== Aim ==
From the entries below, gather each line containing the word "page".

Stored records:
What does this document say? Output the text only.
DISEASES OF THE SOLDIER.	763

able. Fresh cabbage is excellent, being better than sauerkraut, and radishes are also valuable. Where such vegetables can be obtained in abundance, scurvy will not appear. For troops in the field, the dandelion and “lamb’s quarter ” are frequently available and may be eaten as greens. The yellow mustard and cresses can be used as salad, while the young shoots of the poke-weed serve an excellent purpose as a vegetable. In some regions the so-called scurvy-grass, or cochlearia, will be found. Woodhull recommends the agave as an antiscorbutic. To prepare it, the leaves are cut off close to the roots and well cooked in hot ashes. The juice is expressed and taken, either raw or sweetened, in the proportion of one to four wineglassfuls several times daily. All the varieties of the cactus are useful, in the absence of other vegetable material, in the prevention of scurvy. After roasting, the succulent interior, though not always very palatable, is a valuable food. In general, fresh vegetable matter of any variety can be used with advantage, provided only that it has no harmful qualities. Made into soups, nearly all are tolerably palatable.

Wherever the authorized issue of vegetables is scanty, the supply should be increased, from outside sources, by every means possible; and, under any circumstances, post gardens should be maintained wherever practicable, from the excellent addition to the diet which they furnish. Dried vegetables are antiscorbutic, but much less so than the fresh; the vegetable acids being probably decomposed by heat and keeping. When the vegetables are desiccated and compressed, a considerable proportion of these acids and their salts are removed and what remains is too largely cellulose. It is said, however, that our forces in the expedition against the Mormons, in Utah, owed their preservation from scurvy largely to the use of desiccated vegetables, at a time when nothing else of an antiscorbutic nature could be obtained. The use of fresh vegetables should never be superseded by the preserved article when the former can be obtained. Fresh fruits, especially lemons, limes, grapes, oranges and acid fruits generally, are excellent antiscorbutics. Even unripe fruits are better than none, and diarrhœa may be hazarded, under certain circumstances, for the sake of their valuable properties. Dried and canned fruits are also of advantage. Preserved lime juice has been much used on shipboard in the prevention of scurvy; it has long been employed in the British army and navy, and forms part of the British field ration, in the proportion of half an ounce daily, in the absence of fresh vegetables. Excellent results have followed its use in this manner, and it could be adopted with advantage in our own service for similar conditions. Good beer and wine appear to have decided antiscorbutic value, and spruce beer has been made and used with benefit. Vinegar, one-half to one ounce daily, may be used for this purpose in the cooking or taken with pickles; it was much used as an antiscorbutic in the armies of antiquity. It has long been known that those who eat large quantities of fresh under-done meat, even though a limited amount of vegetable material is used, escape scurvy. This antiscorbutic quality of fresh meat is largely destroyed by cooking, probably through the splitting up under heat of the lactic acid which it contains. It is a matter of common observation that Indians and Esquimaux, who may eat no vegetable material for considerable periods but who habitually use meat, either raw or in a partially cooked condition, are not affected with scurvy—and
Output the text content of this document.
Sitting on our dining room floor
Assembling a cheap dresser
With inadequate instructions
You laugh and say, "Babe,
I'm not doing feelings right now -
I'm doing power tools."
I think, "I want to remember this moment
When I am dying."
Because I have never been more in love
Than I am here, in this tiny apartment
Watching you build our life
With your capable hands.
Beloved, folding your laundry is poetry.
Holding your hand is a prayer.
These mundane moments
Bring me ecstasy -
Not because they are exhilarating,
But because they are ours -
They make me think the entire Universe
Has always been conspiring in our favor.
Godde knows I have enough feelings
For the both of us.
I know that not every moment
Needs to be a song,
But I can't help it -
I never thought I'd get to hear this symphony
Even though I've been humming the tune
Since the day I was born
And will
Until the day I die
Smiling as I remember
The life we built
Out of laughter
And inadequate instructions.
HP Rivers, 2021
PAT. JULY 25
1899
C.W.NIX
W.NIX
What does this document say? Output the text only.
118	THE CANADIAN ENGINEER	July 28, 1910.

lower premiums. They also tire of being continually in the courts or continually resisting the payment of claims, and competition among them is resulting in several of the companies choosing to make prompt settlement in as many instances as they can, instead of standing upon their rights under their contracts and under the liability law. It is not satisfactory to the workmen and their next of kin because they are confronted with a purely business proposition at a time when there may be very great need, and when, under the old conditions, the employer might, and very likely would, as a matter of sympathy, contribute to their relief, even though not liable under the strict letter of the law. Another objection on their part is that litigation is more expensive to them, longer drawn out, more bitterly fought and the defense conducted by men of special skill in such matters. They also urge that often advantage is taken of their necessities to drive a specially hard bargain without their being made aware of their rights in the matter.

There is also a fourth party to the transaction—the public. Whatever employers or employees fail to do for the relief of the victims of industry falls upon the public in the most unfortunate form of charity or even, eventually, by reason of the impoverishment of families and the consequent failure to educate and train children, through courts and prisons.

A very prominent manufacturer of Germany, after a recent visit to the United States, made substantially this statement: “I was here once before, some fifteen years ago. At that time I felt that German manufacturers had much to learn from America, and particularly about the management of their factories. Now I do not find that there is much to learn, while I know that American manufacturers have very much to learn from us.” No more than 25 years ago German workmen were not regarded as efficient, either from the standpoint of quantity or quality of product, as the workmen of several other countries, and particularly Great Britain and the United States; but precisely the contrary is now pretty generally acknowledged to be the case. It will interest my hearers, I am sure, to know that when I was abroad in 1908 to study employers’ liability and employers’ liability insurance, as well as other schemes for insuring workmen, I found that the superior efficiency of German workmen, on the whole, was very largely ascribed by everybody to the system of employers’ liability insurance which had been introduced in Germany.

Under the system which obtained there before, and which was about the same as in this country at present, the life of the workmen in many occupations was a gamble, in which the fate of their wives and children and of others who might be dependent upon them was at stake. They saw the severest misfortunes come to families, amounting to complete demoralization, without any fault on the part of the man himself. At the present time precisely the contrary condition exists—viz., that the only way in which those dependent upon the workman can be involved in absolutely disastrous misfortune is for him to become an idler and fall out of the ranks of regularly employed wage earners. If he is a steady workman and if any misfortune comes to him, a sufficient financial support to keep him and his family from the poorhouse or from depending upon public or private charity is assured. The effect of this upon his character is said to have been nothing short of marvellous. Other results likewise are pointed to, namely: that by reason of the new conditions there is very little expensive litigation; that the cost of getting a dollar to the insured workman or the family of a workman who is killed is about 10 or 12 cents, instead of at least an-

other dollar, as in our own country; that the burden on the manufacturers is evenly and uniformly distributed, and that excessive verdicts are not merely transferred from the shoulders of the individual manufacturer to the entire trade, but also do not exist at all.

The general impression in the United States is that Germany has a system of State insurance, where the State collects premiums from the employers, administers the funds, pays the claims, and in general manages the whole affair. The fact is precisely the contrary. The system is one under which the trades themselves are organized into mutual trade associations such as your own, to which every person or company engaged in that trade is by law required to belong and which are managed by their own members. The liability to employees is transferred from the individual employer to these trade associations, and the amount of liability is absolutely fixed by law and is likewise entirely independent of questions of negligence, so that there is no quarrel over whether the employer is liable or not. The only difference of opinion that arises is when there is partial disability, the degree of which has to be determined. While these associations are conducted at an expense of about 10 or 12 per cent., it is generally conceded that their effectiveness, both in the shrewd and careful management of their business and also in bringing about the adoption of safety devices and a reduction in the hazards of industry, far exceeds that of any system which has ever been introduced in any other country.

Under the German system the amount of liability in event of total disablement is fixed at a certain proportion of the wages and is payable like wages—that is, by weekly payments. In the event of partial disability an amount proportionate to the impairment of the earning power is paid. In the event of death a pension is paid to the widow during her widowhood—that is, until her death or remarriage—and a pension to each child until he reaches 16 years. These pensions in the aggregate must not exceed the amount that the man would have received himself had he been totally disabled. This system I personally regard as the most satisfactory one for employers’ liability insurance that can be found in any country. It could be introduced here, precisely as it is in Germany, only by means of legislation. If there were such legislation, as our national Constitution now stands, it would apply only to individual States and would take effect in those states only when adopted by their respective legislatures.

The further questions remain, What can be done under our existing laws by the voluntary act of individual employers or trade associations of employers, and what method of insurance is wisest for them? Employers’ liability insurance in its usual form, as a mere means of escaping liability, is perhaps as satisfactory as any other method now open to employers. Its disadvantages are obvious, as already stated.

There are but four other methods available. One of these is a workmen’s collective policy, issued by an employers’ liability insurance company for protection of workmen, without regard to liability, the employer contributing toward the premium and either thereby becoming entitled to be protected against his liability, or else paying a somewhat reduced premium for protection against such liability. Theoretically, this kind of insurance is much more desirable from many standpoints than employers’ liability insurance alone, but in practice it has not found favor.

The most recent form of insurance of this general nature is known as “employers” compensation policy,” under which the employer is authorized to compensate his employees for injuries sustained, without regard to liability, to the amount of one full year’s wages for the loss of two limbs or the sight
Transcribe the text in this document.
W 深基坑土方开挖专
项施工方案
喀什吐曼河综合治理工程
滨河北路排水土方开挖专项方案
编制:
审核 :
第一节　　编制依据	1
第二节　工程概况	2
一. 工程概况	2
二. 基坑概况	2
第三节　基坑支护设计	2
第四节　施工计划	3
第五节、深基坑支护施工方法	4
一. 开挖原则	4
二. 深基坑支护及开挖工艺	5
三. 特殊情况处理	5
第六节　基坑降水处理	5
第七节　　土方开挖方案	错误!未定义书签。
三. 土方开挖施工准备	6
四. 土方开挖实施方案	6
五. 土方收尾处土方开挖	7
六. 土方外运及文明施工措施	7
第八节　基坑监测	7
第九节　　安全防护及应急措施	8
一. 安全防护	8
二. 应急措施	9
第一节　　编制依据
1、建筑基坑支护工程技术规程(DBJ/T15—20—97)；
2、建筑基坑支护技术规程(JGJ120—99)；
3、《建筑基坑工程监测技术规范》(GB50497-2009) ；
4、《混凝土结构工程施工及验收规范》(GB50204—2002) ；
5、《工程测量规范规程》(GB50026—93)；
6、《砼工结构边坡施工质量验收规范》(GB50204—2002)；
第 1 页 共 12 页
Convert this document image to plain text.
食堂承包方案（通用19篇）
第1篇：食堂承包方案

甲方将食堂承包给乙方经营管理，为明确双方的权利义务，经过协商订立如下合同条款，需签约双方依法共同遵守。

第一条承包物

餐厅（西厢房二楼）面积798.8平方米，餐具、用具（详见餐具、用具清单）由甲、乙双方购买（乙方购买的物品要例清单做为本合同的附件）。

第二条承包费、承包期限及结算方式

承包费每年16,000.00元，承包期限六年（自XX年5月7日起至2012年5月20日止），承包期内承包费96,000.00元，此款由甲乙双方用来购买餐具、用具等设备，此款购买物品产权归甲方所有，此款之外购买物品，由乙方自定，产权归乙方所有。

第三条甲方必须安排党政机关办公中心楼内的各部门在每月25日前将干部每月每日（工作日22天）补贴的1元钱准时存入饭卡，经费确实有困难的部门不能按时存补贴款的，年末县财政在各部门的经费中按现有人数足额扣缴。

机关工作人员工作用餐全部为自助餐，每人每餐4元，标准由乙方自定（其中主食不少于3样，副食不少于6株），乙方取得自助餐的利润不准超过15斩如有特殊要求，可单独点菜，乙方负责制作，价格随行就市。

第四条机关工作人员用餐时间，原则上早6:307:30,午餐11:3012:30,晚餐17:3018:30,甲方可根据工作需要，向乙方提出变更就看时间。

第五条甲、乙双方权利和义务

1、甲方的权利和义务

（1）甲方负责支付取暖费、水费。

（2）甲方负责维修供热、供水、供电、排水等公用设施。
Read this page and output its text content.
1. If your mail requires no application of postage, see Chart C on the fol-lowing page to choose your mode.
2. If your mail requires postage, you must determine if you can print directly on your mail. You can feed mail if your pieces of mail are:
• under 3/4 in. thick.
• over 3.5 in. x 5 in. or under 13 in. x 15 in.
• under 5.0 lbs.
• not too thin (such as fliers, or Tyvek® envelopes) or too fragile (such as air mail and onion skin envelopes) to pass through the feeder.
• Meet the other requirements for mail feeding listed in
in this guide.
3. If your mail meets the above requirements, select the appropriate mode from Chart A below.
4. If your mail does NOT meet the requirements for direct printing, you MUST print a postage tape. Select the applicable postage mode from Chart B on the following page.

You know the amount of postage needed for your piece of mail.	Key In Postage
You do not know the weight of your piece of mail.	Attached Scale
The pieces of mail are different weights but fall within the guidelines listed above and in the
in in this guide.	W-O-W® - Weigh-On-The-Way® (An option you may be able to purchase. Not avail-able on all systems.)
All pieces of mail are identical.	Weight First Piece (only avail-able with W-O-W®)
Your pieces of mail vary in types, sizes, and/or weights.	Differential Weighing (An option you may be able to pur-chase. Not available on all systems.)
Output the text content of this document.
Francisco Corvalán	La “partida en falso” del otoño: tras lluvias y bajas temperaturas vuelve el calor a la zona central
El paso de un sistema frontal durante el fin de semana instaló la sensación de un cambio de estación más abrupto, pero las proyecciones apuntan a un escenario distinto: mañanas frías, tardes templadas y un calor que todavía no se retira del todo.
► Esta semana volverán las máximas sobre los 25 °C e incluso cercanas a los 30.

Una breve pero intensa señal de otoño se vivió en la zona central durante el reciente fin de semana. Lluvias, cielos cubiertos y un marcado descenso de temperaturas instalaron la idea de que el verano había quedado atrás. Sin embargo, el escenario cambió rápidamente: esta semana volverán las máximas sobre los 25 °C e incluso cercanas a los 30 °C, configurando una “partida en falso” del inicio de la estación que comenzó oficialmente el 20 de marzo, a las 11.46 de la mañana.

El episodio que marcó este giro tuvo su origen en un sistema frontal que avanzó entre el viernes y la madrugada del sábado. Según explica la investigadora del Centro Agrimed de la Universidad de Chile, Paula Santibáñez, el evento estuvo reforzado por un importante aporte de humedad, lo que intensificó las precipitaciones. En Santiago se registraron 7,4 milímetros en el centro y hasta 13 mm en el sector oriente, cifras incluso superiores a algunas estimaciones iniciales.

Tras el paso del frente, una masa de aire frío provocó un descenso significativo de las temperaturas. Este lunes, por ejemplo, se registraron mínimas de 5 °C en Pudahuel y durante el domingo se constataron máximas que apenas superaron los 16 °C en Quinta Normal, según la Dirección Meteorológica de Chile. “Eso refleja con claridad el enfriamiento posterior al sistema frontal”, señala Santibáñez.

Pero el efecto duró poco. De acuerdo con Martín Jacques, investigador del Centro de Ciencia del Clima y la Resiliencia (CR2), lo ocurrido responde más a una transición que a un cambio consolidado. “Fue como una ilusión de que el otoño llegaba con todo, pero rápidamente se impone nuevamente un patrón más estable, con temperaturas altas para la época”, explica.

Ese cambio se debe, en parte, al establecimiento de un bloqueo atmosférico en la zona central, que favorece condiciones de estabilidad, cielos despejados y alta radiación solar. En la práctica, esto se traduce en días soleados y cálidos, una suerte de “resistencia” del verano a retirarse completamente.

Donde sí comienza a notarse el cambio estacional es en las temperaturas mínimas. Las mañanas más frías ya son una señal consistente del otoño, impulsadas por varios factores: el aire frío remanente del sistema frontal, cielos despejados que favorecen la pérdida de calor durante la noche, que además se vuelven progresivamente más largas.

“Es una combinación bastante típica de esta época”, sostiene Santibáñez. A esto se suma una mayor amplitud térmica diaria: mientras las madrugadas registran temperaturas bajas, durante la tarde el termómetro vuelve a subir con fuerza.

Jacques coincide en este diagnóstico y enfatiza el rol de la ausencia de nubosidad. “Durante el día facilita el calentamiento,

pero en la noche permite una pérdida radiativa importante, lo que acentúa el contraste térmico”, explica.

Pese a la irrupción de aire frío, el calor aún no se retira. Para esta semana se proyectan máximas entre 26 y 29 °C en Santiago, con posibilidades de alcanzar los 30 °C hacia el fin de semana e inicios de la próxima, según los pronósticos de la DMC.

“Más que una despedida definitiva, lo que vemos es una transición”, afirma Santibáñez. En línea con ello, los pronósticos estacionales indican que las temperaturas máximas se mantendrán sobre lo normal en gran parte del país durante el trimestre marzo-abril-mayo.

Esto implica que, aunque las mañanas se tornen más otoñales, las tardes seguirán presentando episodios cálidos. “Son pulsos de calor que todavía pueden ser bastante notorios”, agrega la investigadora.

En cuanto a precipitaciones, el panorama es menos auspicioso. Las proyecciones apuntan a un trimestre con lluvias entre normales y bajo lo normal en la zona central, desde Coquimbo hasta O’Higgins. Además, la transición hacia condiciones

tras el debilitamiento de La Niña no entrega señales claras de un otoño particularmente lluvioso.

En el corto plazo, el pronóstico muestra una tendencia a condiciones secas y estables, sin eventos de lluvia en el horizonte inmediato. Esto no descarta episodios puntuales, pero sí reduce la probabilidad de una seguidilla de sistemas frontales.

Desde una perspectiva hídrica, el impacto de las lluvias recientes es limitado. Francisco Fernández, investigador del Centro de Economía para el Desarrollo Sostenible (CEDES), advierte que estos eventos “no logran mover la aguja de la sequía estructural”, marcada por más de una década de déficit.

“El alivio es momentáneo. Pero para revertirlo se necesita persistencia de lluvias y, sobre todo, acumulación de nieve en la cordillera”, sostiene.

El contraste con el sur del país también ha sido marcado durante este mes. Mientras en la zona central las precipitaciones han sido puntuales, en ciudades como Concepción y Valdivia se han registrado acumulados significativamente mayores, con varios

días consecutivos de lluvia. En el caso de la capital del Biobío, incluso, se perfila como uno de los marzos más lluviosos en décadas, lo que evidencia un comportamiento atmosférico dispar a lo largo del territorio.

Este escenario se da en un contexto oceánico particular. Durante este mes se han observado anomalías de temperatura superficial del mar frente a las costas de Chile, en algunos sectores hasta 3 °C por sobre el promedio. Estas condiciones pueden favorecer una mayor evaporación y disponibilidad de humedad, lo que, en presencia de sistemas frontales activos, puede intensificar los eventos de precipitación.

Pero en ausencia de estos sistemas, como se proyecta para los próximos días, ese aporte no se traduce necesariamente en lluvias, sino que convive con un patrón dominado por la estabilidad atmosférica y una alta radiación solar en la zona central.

== Result ==
Read this page and output its text content.
1. If your mail requires no application of postage, see Chart C on the fol-lowing page to choose your mode.
4. If your mail does NOT meet the requirements for direct printing, you MUST print a postage tape. Select the applicable postage mode from Chart B on the following page.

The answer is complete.